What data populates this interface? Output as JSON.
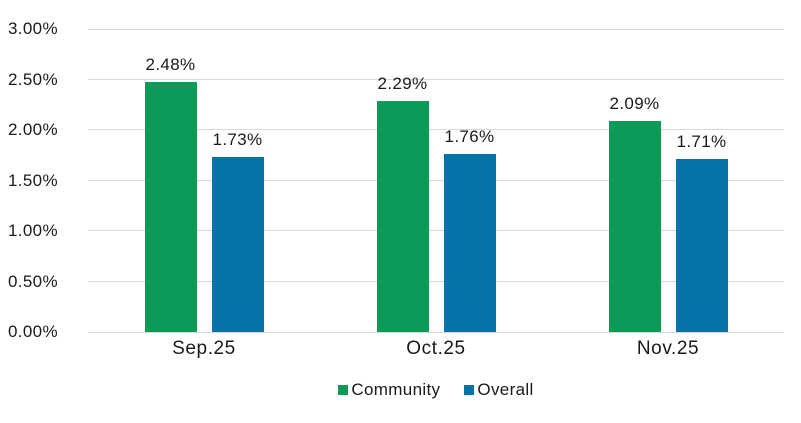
{
  "chart_data": {
    "type": "bar",
    "categories": [
      "Sep.25",
      "Oct.25",
      "Nov.25"
    ],
    "series": [
      {
        "name": "Community",
        "color": "#0B9A57",
        "values": [
          2.48,
          2.29,
          2.09
        ]
      },
      {
        "name": "Overall",
        "color": "#0473A8",
        "values": [
          1.73,
          1.76,
          1.71
        ]
      }
    ],
    "data_labels": [
      "2.48%",
      "1.73%",
      "2.29%",
      "1.76%",
      "2.09%",
      "1.71%"
    ],
    "value_suffix": "%",
    "ylim": [
      0,
      3
    ],
    "ytick_labels": [
      "3.00%",
      "2.50%",
      "2.00%",
      "1.50%",
      "1.00%",
      "0.50%",
      "0.00%"
    ],
    "grid": true,
    "legend_position": "bottom",
    "title": "",
    "xlabel": "",
    "ylabel": "",
    "colors": {
      "grid": "#D9D9D9",
      "text": "#1A1A1A",
      "background": "#FFFFFF"
    }
  }
}
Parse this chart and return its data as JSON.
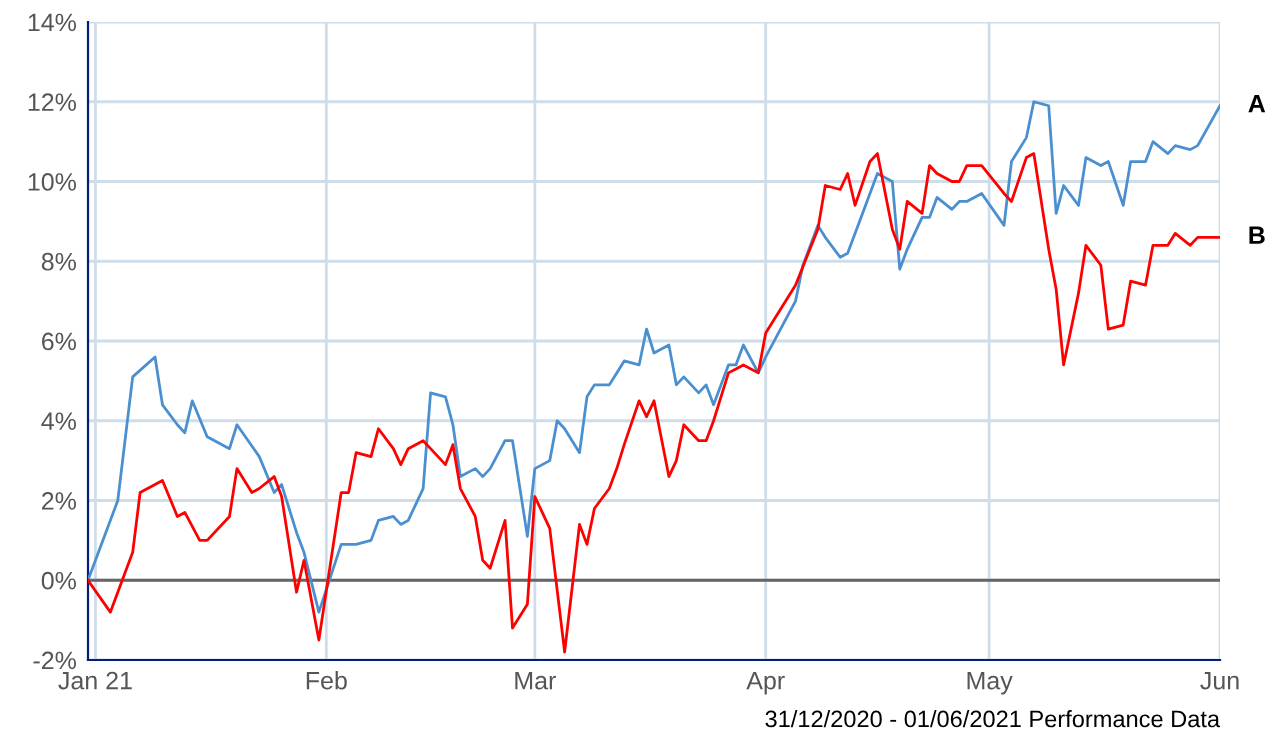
{
  "chart_data": {
    "type": "line",
    "annotations": [
      "31/12/2020 - 01/06/2021 Performance Data"
    ],
    "series": [
      {
        "name": "A",
        "color": "#4a8fd0",
        "x": [
          "2020-12-31",
          "2021-01-04",
          "2021-01-06",
          "2021-01-09",
          "2021-01-10",
          "2021-01-12",
          "2021-01-13",
          "2021-01-14",
          "2021-01-16",
          "2021-01-19",
          "2021-01-20",
          "2021-01-23",
          "2021-01-25",
          "2021-01-26",
          "2021-01-28",
          "2021-01-29",
          "2021-01-31",
          "2021-02-03",
          "2021-02-05",
          "2021-02-07",
          "2021-02-08",
          "2021-02-10",
          "2021-02-11",
          "2021-02-12",
          "2021-02-14",
          "2021-02-15",
          "2021-02-17",
          "2021-02-18",
          "2021-02-19",
          "2021-02-21",
          "2021-02-22",
          "2021-02-23",
          "2021-02-25",
          "2021-02-26",
          "2021-02-28",
          "2021-03-01",
          "2021-03-03",
          "2021-03-04",
          "2021-03-05",
          "2021-03-07",
          "2021-03-08",
          "2021-03-09",
          "2021-03-11",
          "2021-03-12",
          "2021-03-13",
          "2021-03-15",
          "2021-03-16",
          "2021-03-17",
          "2021-03-19",
          "2021-03-20",
          "2021-03-21",
          "2021-03-23",
          "2021-03-24",
          "2021-03-25",
          "2021-03-27",
          "2021-03-28",
          "2021-03-29",
          "2021-03-31",
          "2021-04-01",
          "2021-04-05",
          "2021-04-06",
          "2021-04-08",
          "2021-04-09",
          "2021-04-11",
          "2021-04-12",
          "2021-04-14",
          "2021-04-16",
          "2021-04-18",
          "2021-04-19",
          "2021-04-20",
          "2021-04-22",
          "2021-04-23",
          "2021-04-24",
          "2021-04-26",
          "2021-04-27",
          "2021-04-28",
          "2021-04-30",
          "2021-05-03",
          "2021-05-04",
          "2021-05-06",
          "2021-05-07",
          "2021-05-09",
          "2021-05-10",
          "2021-05-11",
          "2021-05-13",
          "2021-05-14",
          "2021-05-16",
          "2021-05-17",
          "2021-05-19",
          "2021-05-20",
          "2021-05-22",
          "2021-05-23",
          "2021-05-25",
          "2021-05-26",
          "2021-05-28",
          "2021-05-29",
          "2021-06-01"
        ],
        "values": [
          0,
          2.0,
          5.1,
          5.6,
          4.4,
          3.9,
          3.7,
          4.5,
          3.6,
          3.3,
          3.9,
          3.1,
          2.2,
          2.4,
          1.2,
          0.7,
          -0.8,
          0.9,
          0.9,
          1.0,
          1.5,
          1.6,
          1.4,
          1.5,
          2.3,
          4.7,
          4.6,
          3.9,
          2.6,
          2.8,
          2.6,
          2.8,
          3.5,
          3.5,
          1.1,
          2.8,
          3.0,
          4.0,
          3.8,
          3.2,
          4.6,
          4.9,
          4.9,
          5.2,
          5.5,
          5.4,
          6.3,
          5.7,
          5.9,
          4.9,
          5.1,
          4.7,
          4.9,
          4.4,
          5.4,
          5.4,
          5.9,
          5.2,
          5.6,
          7.0,
          7.9,
          8.9,
          8.6,
          8.1,
          8.2,
          9.2,
          10.2,
          10.0,
          7.8,
          8.3,
          9.1,
          9.1,
          9.6,
          9.3,
          9.5,
          9.5,
          9.7,
          8.9,
          10.5,
          11.1,
          12.0,
          11.9,
          9.2,
          9.9,
          9.4,
          10.6,
          10.4,
          10.5,
          9.4,
          10.5,
          10.5,
          11.0,
          10.7,
          10.9,
          10.8,
          10.9,
          11.9
        ]
      },
      {
        "name": "B",
        "color": "#ff0000",
        "x": [
          "2020-12-31",
          "2021-01-03",
          "2021-01-04",
          "2021-01-06",
          "2021-01-07",
          "2021-01-09",
          "2021-01-10",
          "2021-01-12",
          "2021-01-13",
          "2021-01-15",
          "2021-01-16",
          "2021-01-19",
          "2021-01-20",
          "2021-01-22",
          "2021-01-23",
          "2021-01-25",
          "2021-01-26",
          "2021-01-28",
          "2021-01-29",
          "2021-01-31",
          "2021-02-03",
          "2021-02-04",
          "2021-02-05",
          "2021-02-07",
          "2021-02-08",
          "2021-02-10",
          "2021-02-11",
          "2021-02-12",
          "2021-02-14",
          "2021-02-15",
          "2021-02-17",
          "2021-02-18",
          "2021-02-19",
          "2021-02-21",
          "2021-02-22",
          "2021-02-23",
          "2021-02-25",
          "2021-02-26",
          "2021-02-28",
          "2021-03-01",
          "2021-03-03",
          "2021-03-05",
          "2021-03-07",
          "2021-03-08",
          "2021-03-09",
          "2021-03-11",
          "2021-03-12",
          "2021-03-13",
          "2021-03-15",
          "2021-03-16",
          "2021-03-17",
          "2021-03-19",
          "2021-03-20",
          "2021-03-21",
          "2021-03-23",
          "2021-03-24",
          "2021-03-25",
          "2021-03-27",
          "2021-03-28",
          "2021-03-29",
          "2021-03-31",
          "2021-04-01",
          "2021-04-05",
          "2021-04-08",
          "2021-04-09",
          "2021-04-11",
          "2021-04-12",
          "2021-04-13",
          "2021-04-15",
          "2021-04-16",
          "2021-04-18",
          "2021-04-19",
          "2021-04-20",
          "2021-04-22",
          "2021-04-23",
          "2021-04-24",
          "2021-04-26",
          "2021-04-27",
          "2021-04-28",
          "2021-04-30",
          "2021-05-03",
          "2021-05-04",
          "2021-05-06",
          "2021-05-07",
          "2021-05-09",
          "2021-05-10",
          "2021-05-11",
          "2021-05-13",
          "2021-05-14",
          "2021-05-16",
          "2021-05-17",
          "2021-05-19",
          "2021-05-20",
          "2021-05-22",
          "2021-05-23",
          "2021-05-25",
          "2021-05-26",
          "2021-05-28",
          "2021-05-29",
          "2021-06-01"
        ],
        "values": [
          0,
          -0.8,
          -0.3,
          0.7,
          2.2,
          2.4,
          2.5,
          1.6,
          1.7,
          1.0,
          1.0,
          1.6,
          2.8,
          2.2,
          2.3,
          2.6,
          2.1,
          -0.3,
          0.5,
          -1.5,
          2.2,
          2.2,
          3.2,
          3.1,
          3.8,
          3.3,
          2.9,
          3.3,
          3.5,
          3.3,
          2.9,
          3.4,
          2.3,
          1.6,
          0.5,
          0.3,
          1.5,
          -1.2,
          -0.6,
          2.1,
          1.3,
          -1.8,
          1.4,
          0.9,
          1.8,
          2.3,
          2.8,
          3.4,
          4.5,
          4.1,
          4.5,
          2.6,
          3.0,
          3.9,
          3.5,
          3.5,
          4.0,
          5.2,
          5.3,
          5.4,
          5.2,
          6.2,
          7.4,
          8.8,
          9.9,
          9.8,
          10.2,
          9.4,
          10.5,
          10.7,
          8.8,
          8.3,
          9.5,
          9.2,
          10.4,
          10.2,
          10.0,
          10.0,
          10.4,
          10.4,
          9.7,
          9.5,
          10.6,
          10.7,
          8.3,
          7.3,
          5.4,
          7.2,
          8.4,
          7.9,
          6.3,
          6.4,
          7.5,
          7.4,
          8.4,
          8.4,
          8.7,
          8.4,
          8.6,
          8.6
        ]
      }
    ],
    "xlim": [
      "2020-12-31",
      "2021-06-01"
    ],
    "xticks": [
      {
        "value": "2021-01-01",
        "label": "Jan 21"
      },
      {
        "value": "2021-02-01",
        "label": "Feb"
      },
      {
        "value": "2021-03-01",
        "label": "Mar"
      },
      {
        "value": "2021-04-01",
        "label": "Apr"
      },
      {
        "value": "2021-05-01",
        "label": "May"
      },
      {
        "value": "2021-06-01",
        "label": "Jun"
      }
    ],
    "ylim": [
      -2,
      14
    ],
    "yticks": [
      {
        "value": -2,
        "label": "-2%"
      },
      {
        "value": 0,
        "label": "0%"
      },
      {
        "value": 2,
        "label": "2%"
      },
      {
        "value": 4,
        "label": "4%"
      },
      {
        "value": 6,
        "label": "6%"
      },
      {
        "value": 8,
        "label": "8%"
      },
      {
        "value": 10,
        "label": "10%"
      },
      {
        "value": 12,
        "label": "12%"
      },
      {
        "value": 14,
        "label": "14%"
      }
    ],
    "ref_lines": [
      {
        "axis": "y",
        "value": 0,
        "label": null,
        "color": "#666666"
      }
    ],
    "grid": true,
    "legend": false,
    "marker": "none",
    "line_style": "solid"
  }
}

[EXERCISE TASK] Return all lines containing "name".

[OUTPUT]
        "name": "Community",
        "name": "Overall",
        "name": "A",
        "name": "B",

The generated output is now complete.